▶ Your objective: Look at the entries below and reproduce them exactly.
---------- The input ----------
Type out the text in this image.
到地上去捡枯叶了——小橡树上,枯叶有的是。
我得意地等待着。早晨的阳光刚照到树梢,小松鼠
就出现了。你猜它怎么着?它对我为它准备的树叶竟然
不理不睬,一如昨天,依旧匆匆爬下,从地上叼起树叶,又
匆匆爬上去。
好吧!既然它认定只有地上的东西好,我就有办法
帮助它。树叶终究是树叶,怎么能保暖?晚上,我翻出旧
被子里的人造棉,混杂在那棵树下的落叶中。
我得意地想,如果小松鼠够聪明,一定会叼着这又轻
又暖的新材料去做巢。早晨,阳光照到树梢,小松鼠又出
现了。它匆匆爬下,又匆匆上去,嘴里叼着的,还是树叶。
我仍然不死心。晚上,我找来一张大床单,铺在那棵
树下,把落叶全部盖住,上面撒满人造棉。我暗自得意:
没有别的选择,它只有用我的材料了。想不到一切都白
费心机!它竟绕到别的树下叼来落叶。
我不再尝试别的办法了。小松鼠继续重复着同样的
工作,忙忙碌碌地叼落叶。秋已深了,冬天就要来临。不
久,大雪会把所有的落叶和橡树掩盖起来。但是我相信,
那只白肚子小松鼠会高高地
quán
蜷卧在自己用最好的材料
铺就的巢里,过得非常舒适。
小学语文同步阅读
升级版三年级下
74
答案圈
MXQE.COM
----------
▶ Response for this exercise:
Type out the text in this image.
到地上去捡枯叶了——小橡树上,枯叶有的是。
我得意地等待着。早晨的阳光刚照到树梢,小松鼠
就出现了。你猜它怎么着?它对我为它准备的树叶竟然
不理不睬,一如昨天,依旧匆匆爬下,从地上叼起树叶,又
匆匆爬上去。
好吧!既然它认定只有地上的东西好,我就有办法
帮助它。树叶终究是树叶,怎么能保暖?晚上,我翻出旧
被子里的人造棉,混杂在那棵树下的落叶中。
我得意地想,如果小松鼠够聪明,一定会叼着这又轻
又暖的新材料去做巢。早晨,阳光照到树梢,小松鼠又出
现了。它匆匆爬下,又匆匆上去,嘴里叼着的,还是树叶。
我仍然不死心。晚上,我找来一张大床单,铺在那棵
树下,把落叶全部盖住,上面撒满人造棉。我暗自得意:
没有别的选择,它只有用我的材料了。想不到一切都白
费心机!它竟绕到别的树下叼来落叶。
我不再尝试别的办法了。小松鼠继续重复着同样的
工作,忙忙碌碌地叼落叶。秋已深了,冬天就要来临。不
久,大雪会把所有的落叶和橡树掩盖起来。但是我相信,
那只白肚子小松鼠会高高地
quán
蜷卧在自己用最好的材料
铺就的巢里,过得非常舒适。
小学语文同步阅读
升级版三年级下
74
答案圈
MXQE.COM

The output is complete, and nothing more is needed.